Restate the records below word for word.
··· Recorded data
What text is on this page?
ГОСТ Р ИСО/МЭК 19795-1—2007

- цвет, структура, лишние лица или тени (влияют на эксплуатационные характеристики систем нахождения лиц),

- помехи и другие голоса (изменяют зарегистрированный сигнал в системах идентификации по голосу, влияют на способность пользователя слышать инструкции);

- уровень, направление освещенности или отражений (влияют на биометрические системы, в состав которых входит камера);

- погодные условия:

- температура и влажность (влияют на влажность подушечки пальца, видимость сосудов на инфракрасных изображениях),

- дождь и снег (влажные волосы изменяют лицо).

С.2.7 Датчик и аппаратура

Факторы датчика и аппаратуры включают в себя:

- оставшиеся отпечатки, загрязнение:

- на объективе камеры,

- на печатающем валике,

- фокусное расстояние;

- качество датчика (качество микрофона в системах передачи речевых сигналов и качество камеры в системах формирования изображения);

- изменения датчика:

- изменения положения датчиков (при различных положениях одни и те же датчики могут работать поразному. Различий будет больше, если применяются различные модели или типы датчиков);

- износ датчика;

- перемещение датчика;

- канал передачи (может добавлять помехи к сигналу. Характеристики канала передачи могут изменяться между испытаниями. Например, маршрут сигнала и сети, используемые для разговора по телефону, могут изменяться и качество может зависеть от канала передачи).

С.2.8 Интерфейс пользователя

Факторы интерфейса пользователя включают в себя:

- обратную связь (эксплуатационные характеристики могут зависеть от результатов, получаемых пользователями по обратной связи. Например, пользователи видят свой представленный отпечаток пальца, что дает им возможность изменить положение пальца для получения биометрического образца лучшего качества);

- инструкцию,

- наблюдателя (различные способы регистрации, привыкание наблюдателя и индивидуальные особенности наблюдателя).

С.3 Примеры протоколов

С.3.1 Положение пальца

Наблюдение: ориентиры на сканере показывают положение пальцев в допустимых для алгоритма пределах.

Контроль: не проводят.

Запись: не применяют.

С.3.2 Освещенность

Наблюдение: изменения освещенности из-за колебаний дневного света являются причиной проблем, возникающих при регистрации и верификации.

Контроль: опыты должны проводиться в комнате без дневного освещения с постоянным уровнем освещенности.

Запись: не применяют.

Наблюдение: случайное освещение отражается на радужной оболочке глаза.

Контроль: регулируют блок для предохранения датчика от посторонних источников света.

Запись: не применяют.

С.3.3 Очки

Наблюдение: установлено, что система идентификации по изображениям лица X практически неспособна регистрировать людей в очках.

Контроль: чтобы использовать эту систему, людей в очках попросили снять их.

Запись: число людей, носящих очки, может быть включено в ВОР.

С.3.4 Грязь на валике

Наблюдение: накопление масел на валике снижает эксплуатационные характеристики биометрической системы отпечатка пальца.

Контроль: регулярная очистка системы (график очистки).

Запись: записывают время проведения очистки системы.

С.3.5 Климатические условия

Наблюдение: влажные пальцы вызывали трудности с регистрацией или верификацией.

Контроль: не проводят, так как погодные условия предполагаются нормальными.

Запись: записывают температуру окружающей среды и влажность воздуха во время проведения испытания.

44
······
▸ The reply:
What text is on this page?
ГОСТ Р ИСО/МЭК 19795-1—2007

- цвет, структура, лишние лица или тени (влияют на эксплуатационные характеристики систем нахождения лиц),

- помехи и другие голоса (изменяют зарегистрированный сигнал в системах идентификации по голосу, влияют на способность пользователя слышать инструкции);

- уровень, направление освещенности или отражений (влияют на биометрические системы, в состав которых входит камера);

- погодные условия:

- температура и влажность (влияют на влажность подушечки пальца, видимость сосудов на инфракрасных изображениях),

- дождь и снег (влажные волосы изменяют лицо).

С.2.7 Датчик и аппаратура

Факторы датчика и аппаратуры включают в себя:

- оставшиеся отпечатки, загрязнение:

- на объективе камеры,

- на печатающем валике,

- фокусное расстояние;

- качество датчика (качество микрофона в системах передачи речевых сигналов и качество камеры в системах формирования изображения);

- изменения датчика:

- изменения положения датчиков (при различных положениях одни и те же датчики могут работать поразному. Различий будет больше, если применяются различные модели или типы датчиков);

- износ датчика;

- перемещение датчика;

- канал передачи (может добавлять помехи к сигналу. Характеристики канала передачи могут изменяться между испытаниями. Например, маршрут сигнала и сети, используемые для разговора по телефону, могут изменяться и качество может зависеть от канала передачи).

С.2.8 Интерфейс пользователя

Факторы интерфейса пользователя включают в себя:

- обратную связь (эксплуатационные характеристики могут зависеть от результатов, получаемых пользователями по обратной связи. Например, пользователи видят свой представленный отпечаток пальца, что дает им возможность изменить положение пальца для получения биометрического образца лучшего качества);

- инструкцию,

- наблюдателя (различные способы регистрации, привыкание наблюдателя и индивидуальные особенности наблюдателя).

С.3 Примеры протоколов

С.3.1 Положение пальца

Наблюдение: ориентиры на сканере показывают положение пальцев в допустимых для алгоритма пределах.

Контроль: не проводят.

Запись: не применяют.

С.3.2 Освещенность

Наблюдение: изменения освещенности из-за колебаний дневного света являются причиной проблем, возникающих при регистрации и верификации.

Контроль: опыты должны проводиться в комнате без дневного освещения с постоянным уровнем освещенности.

Запись: не применяют.

Наблюдение: случайное освещение отражается на радужной оболочке глаза.

Контроль: регулируют блок для предохранения датчика от посторонних источников света.

Запись: не применяют.

С.3.3 Очки

Наблюдение: установлено, что система идентификации по изображениям лица X практически неспособна регистрировать людей в очках.

Контроль: чтобы использовать эту систему, людей в очках попросили снять их.

Запись: число людей, носящих очки, может быть включено в ВОР.

С.3.4 Грязь на валике

Наблюдение: накопление масел на валике снижает эксплуатационные характеристики биометрической системы отпечатка пальца.

Контроль: регулярная очистка системы (график очистки).

Запись: записывают время проведения очистки системы.

С.3.5 Климатические условия

Наблюдение: влажные пальцы вызывали трудности с регистрацией или верификацией.

Контроль: не проводят, так как погодные условия предполагаются нормальными.

Запись: записывают температуру окружающей среды и влажность воздуха во время проведения испытания.

44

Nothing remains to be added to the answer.